Pull every line of the entries that has the word "JSON".

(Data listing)
##########
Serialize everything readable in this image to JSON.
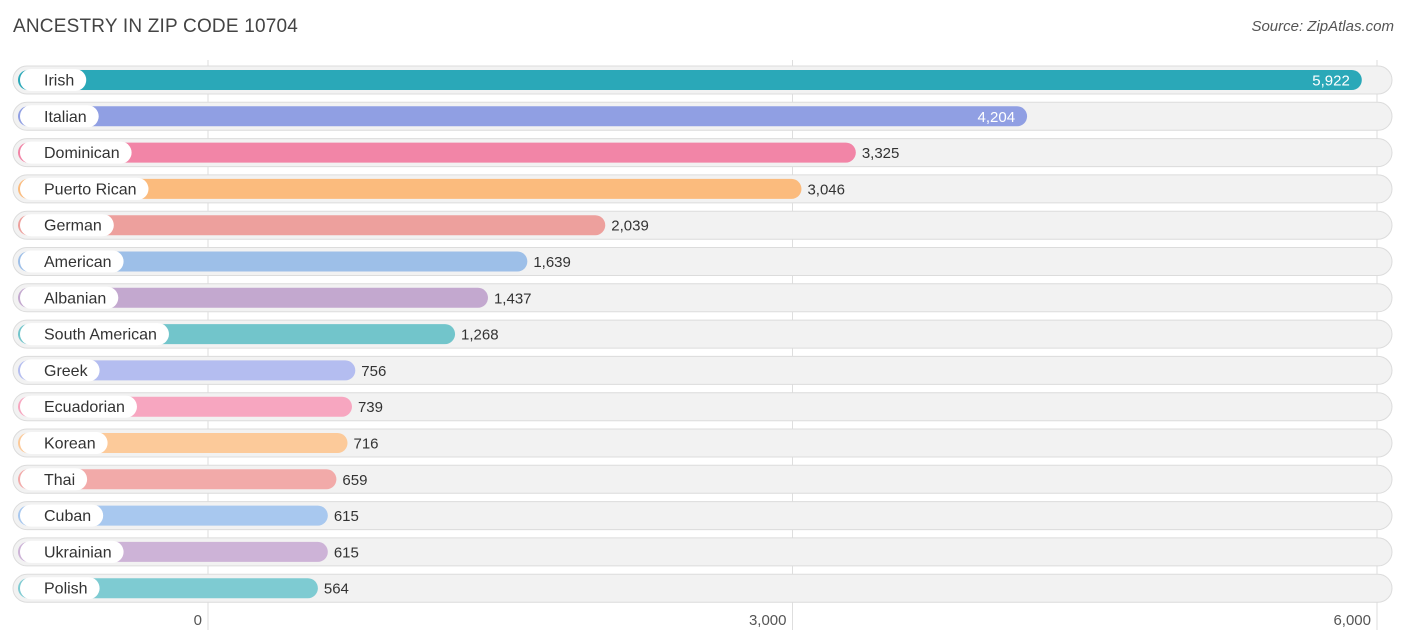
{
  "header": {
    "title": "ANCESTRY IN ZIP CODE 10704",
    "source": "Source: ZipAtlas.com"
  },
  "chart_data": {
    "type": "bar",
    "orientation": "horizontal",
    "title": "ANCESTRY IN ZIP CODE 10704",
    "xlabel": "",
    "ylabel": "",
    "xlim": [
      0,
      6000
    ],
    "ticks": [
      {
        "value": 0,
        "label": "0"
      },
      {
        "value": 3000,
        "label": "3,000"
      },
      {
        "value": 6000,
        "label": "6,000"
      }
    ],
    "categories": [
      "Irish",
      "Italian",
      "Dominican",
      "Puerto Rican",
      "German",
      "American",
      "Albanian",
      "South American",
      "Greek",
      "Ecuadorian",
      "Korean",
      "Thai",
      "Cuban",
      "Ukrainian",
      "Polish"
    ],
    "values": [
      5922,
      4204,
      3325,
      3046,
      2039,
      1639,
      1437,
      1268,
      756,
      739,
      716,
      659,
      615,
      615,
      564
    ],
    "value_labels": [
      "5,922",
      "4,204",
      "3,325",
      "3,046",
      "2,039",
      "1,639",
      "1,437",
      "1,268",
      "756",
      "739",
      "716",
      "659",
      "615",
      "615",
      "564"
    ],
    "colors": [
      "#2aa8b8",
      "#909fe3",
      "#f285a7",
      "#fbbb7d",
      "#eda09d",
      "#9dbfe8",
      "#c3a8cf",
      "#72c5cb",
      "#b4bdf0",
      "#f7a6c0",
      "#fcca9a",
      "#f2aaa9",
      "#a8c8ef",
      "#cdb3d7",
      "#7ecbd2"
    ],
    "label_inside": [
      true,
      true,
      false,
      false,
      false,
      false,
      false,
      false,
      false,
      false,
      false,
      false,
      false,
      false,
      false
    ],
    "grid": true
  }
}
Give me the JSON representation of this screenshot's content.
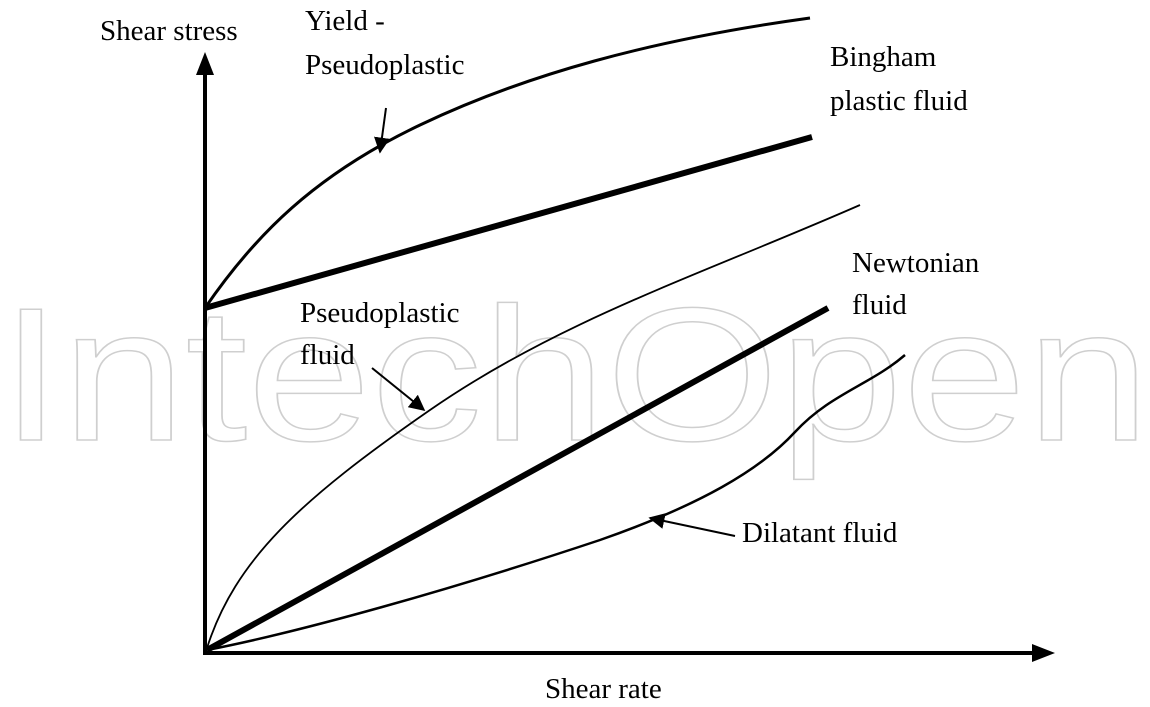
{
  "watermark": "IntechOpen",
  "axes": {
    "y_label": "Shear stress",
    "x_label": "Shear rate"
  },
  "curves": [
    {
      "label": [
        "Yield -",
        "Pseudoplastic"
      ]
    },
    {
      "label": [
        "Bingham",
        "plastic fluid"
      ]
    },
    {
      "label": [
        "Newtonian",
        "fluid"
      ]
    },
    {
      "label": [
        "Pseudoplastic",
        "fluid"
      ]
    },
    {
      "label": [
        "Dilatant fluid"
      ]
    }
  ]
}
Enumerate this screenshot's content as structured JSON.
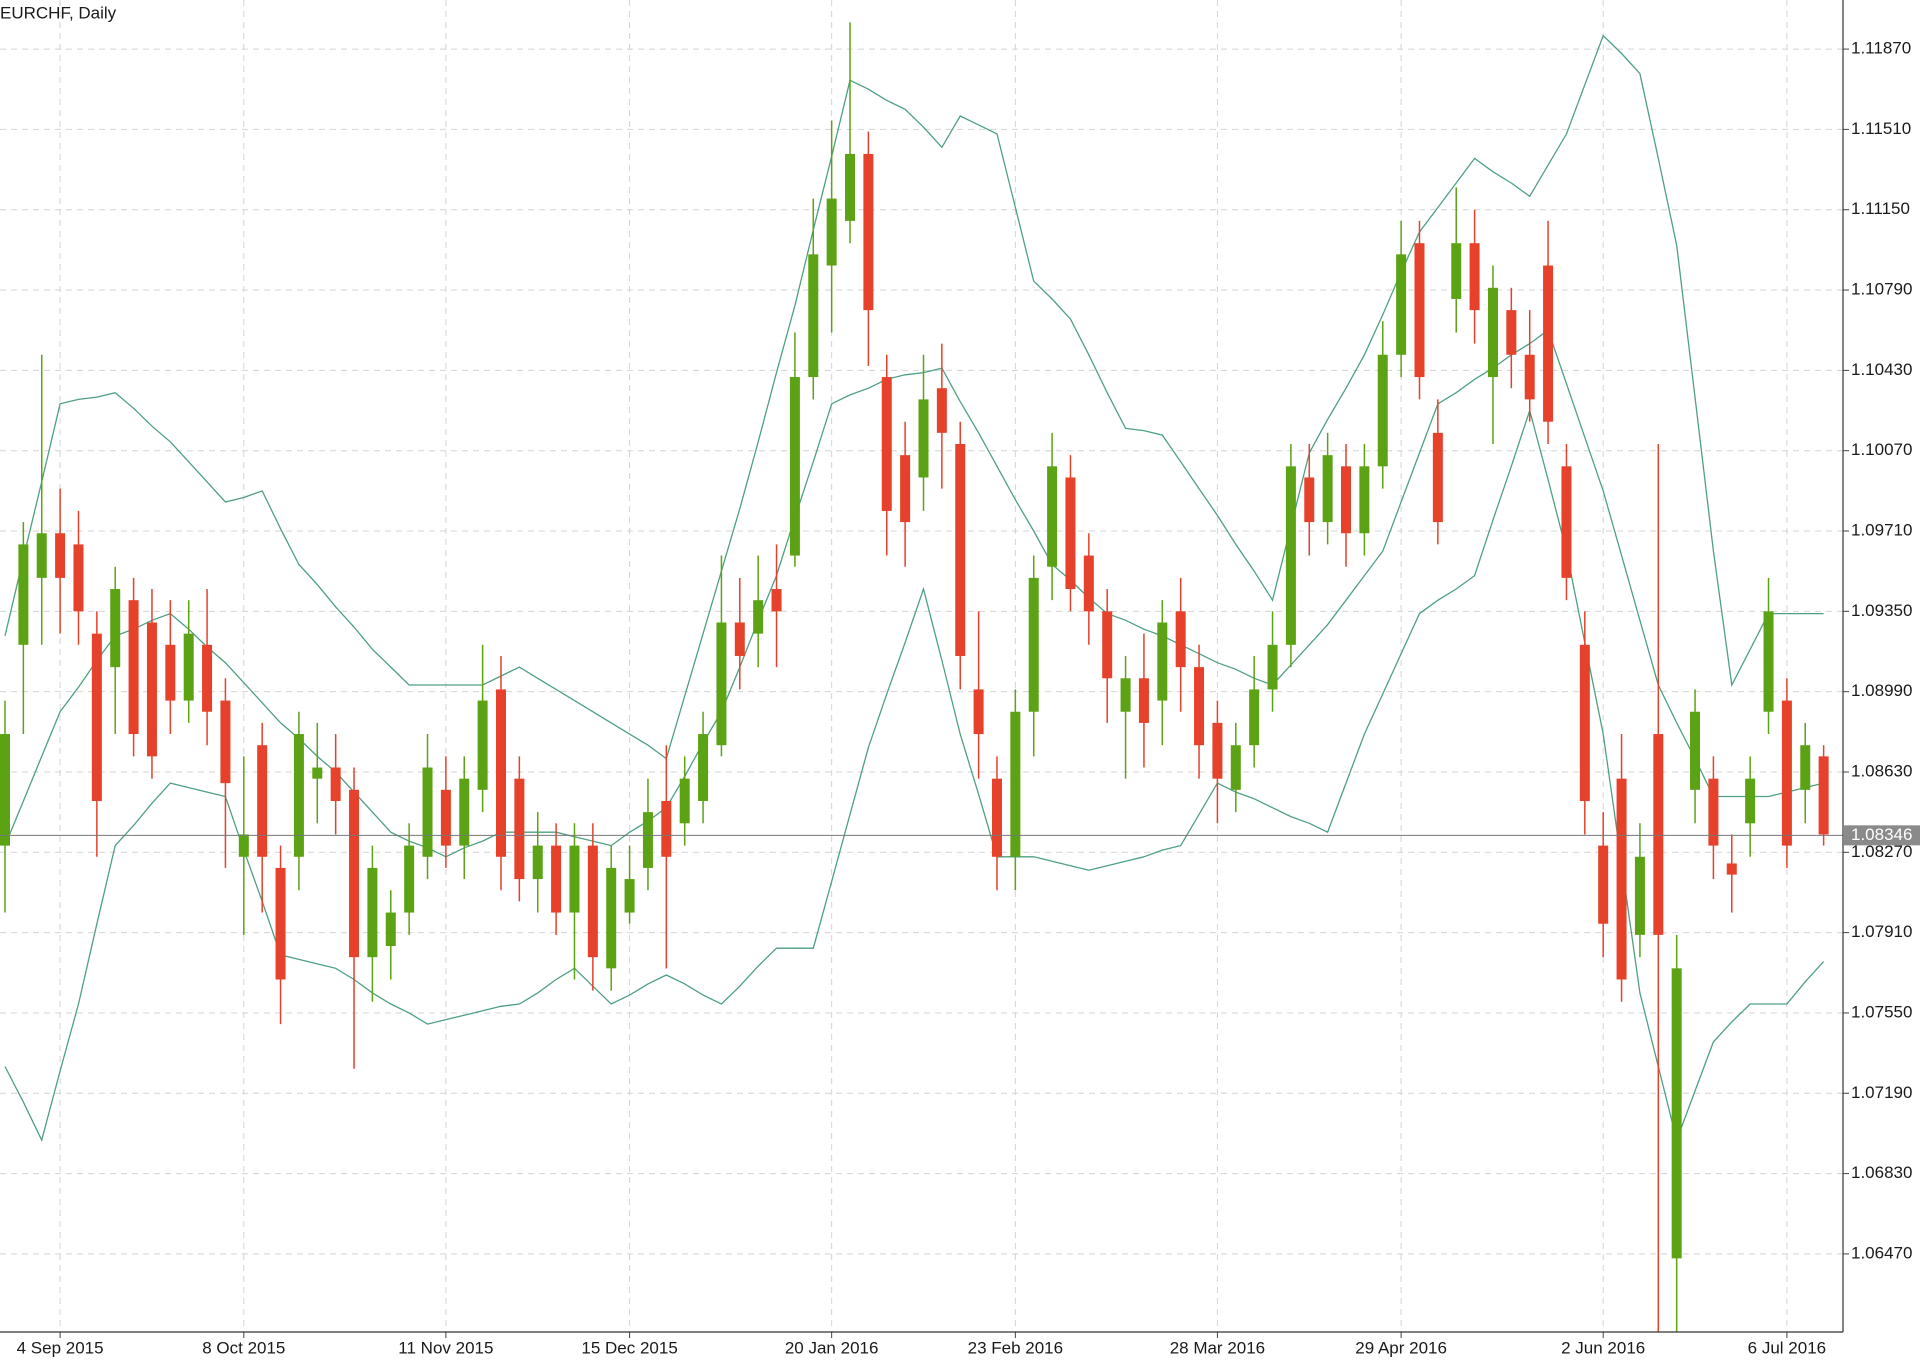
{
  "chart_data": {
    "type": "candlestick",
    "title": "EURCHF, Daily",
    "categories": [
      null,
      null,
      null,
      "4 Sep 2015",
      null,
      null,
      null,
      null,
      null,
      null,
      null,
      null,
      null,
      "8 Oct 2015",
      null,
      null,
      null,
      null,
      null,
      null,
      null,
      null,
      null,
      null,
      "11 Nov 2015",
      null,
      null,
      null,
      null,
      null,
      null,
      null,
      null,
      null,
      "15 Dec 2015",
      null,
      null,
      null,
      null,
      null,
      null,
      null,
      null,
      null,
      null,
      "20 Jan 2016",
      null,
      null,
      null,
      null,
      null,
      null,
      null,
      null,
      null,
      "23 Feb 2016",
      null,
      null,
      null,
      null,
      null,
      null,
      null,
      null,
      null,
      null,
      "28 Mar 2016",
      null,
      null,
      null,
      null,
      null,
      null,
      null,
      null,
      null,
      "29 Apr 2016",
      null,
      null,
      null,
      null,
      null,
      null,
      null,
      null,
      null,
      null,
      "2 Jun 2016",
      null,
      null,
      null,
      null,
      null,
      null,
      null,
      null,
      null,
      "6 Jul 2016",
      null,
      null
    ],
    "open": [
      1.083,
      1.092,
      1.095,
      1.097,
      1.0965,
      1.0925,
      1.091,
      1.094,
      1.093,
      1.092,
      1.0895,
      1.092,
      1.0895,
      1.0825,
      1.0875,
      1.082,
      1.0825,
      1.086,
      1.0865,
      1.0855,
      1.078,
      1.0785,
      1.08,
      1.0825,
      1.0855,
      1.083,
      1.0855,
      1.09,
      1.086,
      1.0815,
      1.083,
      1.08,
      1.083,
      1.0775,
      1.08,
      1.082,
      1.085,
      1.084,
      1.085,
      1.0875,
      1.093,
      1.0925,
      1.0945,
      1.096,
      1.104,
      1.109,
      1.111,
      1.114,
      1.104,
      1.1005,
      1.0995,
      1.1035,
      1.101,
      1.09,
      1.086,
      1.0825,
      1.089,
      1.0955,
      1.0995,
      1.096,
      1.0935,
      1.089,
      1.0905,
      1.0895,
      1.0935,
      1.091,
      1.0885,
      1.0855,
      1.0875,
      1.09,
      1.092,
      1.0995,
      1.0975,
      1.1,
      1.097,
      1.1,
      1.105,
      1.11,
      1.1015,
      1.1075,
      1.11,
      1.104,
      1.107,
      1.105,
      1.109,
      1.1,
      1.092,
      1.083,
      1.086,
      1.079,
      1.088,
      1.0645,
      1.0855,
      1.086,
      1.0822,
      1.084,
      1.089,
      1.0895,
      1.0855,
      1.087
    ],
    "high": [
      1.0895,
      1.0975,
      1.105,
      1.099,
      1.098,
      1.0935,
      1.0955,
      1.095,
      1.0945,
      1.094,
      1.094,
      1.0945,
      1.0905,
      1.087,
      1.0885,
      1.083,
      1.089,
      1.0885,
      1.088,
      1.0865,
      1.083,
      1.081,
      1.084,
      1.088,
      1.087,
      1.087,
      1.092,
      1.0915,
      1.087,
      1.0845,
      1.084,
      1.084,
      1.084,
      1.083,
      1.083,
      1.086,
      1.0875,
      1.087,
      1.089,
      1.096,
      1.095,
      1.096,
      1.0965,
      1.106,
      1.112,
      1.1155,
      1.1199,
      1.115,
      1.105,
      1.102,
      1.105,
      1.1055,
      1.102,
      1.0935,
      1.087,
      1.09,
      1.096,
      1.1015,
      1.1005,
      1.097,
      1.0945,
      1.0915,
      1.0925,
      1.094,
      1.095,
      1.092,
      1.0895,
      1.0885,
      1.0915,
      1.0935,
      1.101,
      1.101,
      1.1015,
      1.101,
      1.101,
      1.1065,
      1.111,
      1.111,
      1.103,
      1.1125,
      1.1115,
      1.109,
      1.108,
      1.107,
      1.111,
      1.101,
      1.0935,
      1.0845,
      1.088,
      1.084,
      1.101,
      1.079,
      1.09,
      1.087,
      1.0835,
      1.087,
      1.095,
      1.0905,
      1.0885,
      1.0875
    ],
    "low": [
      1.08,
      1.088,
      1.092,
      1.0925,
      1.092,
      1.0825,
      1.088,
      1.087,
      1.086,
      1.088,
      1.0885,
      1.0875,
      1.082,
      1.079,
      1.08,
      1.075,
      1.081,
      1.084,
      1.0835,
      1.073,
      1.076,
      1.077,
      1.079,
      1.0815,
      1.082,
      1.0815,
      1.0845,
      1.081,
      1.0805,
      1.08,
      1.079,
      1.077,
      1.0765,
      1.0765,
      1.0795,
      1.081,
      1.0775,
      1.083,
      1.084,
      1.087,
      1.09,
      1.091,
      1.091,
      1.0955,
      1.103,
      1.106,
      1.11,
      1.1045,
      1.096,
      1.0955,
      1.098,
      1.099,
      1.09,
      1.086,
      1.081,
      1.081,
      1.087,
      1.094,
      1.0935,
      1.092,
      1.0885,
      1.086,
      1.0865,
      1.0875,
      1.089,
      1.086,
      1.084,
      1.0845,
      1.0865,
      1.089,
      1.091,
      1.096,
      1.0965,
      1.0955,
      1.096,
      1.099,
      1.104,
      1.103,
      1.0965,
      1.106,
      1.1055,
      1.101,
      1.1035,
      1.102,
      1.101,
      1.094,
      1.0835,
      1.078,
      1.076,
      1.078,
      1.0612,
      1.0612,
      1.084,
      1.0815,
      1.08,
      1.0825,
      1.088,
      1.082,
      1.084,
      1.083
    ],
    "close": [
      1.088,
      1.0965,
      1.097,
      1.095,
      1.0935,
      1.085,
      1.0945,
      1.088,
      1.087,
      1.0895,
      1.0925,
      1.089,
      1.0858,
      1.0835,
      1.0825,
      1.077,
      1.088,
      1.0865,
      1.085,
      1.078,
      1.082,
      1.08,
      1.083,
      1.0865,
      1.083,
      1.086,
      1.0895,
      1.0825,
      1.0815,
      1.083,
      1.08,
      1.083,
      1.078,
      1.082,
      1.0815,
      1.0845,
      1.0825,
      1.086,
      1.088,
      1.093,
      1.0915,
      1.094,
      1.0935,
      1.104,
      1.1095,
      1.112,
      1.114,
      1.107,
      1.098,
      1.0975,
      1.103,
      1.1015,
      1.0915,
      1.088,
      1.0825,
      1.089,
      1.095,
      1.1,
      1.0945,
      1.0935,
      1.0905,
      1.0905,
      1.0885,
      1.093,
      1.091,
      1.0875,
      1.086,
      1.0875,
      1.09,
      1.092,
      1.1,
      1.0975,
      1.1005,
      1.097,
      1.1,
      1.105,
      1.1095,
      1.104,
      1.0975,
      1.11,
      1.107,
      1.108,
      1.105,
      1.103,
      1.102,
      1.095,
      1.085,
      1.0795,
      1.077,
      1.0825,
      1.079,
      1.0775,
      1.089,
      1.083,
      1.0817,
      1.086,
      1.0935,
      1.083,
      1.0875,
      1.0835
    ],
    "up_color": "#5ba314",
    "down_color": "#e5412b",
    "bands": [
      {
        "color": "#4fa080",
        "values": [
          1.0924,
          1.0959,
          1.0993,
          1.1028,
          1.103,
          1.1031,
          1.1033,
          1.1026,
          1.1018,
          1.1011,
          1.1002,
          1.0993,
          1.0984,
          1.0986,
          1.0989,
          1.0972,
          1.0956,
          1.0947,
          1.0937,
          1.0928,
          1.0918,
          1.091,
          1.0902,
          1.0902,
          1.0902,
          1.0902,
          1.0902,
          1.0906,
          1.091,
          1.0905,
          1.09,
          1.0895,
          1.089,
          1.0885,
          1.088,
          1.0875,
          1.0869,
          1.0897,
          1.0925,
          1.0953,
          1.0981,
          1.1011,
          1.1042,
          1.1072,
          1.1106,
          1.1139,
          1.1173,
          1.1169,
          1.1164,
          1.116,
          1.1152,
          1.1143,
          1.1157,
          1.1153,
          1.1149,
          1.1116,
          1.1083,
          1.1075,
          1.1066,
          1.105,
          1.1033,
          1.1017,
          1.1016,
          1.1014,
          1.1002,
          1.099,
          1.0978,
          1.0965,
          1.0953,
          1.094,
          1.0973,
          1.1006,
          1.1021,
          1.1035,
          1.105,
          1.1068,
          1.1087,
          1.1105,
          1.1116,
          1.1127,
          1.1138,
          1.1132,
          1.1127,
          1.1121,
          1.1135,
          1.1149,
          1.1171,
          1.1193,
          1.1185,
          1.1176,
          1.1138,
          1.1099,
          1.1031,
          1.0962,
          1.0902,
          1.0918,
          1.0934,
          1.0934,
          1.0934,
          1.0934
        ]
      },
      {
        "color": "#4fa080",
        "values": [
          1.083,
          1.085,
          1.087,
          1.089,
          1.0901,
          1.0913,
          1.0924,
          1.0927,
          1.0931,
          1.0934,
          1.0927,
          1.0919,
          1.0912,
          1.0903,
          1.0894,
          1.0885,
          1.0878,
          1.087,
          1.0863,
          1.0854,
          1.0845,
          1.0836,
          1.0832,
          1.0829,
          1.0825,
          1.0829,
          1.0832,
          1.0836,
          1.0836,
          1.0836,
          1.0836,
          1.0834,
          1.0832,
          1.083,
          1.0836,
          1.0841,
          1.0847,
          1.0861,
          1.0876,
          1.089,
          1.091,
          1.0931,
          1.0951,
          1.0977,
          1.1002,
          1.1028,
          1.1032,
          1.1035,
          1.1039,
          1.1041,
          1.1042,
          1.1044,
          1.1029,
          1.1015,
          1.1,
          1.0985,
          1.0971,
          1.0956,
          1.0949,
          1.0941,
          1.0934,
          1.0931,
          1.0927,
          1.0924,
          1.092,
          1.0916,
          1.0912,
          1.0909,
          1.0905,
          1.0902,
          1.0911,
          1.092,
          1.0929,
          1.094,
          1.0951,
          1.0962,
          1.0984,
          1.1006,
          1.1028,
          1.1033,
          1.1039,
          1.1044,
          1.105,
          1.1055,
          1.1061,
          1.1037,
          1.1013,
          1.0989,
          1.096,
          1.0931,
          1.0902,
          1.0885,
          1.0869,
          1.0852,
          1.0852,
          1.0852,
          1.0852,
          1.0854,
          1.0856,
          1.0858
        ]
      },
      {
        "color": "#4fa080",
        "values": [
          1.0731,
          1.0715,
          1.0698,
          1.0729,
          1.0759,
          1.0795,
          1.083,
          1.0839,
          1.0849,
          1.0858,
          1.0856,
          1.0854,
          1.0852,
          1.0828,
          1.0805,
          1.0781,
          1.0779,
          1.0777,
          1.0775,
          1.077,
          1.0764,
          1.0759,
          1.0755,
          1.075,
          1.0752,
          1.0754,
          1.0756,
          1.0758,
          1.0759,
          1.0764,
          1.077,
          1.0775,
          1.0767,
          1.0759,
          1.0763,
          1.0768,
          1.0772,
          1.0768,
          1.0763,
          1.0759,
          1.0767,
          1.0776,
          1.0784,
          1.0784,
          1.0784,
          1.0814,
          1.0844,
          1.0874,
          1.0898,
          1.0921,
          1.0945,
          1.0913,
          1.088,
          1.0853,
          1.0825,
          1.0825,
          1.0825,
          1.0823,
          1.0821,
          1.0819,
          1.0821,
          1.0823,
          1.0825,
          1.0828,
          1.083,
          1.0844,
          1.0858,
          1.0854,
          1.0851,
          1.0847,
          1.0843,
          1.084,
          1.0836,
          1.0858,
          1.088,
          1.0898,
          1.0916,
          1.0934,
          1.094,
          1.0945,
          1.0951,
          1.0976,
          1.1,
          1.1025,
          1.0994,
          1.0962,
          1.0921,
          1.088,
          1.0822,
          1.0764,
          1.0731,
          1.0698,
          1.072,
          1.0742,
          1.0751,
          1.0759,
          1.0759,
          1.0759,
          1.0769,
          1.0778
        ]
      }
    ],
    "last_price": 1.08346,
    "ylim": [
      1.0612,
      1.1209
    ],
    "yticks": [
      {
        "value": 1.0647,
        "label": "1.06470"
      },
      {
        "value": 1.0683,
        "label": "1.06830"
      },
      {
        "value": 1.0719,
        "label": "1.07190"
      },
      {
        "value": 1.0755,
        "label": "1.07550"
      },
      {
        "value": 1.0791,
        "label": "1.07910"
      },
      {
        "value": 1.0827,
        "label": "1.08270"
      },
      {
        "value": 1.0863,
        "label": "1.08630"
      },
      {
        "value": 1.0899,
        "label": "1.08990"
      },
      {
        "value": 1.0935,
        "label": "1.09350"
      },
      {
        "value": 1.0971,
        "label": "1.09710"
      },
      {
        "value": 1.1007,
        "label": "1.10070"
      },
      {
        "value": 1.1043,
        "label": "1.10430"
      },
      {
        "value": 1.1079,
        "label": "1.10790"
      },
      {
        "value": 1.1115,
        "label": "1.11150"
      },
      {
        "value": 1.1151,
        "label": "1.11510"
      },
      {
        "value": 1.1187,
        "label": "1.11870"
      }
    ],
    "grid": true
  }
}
##########
* [Solution below]
Serialize everything readable in this image to JSON.
Give me the JSON representation of this screenshot's content.
Enumerate this screenshot's content as structured JSON.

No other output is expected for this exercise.